→ Written instruction:
Look through the lines below and extract each one that contains "this".
++++++++
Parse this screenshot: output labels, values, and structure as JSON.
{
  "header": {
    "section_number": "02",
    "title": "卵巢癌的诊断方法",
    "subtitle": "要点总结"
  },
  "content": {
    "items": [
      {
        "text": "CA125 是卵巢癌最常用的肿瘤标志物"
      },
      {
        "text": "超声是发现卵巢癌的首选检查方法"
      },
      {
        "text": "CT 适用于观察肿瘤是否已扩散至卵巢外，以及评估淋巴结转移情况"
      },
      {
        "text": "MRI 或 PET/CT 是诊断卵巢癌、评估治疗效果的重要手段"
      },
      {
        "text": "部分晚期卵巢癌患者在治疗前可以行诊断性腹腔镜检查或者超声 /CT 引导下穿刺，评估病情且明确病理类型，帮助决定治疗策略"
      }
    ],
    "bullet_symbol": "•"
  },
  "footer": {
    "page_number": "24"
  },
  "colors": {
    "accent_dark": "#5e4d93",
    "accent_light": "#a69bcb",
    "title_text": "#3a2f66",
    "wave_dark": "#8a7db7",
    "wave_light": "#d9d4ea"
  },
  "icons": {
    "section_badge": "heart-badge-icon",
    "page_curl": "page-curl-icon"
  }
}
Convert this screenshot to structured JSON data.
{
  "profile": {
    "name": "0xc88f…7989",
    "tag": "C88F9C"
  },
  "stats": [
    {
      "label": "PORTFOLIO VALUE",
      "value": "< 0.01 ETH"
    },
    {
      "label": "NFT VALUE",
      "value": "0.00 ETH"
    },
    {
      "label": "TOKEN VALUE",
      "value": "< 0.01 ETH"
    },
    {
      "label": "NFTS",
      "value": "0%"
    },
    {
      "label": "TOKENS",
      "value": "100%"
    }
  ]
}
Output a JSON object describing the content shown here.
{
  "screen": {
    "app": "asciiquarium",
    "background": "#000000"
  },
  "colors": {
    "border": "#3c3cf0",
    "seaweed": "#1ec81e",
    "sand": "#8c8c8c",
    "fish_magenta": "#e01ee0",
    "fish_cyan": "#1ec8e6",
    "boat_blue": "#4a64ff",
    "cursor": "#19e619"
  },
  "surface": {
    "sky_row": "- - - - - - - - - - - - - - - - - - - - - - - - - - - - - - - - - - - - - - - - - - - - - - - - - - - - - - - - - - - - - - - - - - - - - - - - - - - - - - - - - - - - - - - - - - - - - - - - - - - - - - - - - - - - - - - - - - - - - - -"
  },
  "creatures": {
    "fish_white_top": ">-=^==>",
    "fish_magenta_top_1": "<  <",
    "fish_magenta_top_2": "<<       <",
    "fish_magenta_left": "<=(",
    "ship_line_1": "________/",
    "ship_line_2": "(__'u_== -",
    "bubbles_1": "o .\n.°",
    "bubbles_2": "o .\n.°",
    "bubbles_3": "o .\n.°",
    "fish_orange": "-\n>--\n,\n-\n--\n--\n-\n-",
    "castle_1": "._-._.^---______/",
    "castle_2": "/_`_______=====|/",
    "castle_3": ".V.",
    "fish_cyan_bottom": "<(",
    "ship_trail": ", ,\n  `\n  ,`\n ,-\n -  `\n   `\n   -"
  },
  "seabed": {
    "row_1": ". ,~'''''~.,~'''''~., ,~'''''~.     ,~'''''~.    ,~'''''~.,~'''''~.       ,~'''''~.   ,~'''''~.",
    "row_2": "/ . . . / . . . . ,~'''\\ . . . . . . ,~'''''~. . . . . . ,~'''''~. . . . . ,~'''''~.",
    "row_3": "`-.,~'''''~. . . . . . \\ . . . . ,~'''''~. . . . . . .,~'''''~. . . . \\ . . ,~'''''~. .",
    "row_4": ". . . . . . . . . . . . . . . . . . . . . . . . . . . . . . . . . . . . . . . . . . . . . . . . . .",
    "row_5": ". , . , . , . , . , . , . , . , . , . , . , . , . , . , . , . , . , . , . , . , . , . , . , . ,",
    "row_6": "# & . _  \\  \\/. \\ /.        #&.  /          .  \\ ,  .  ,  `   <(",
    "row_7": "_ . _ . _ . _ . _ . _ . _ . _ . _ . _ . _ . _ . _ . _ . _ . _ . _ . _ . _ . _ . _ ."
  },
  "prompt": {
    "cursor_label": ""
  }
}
++++++++
→ Task output:
Parse this screenshot: output labels, values, and structure as JSON.
Convert this screenshot to structured JSON data.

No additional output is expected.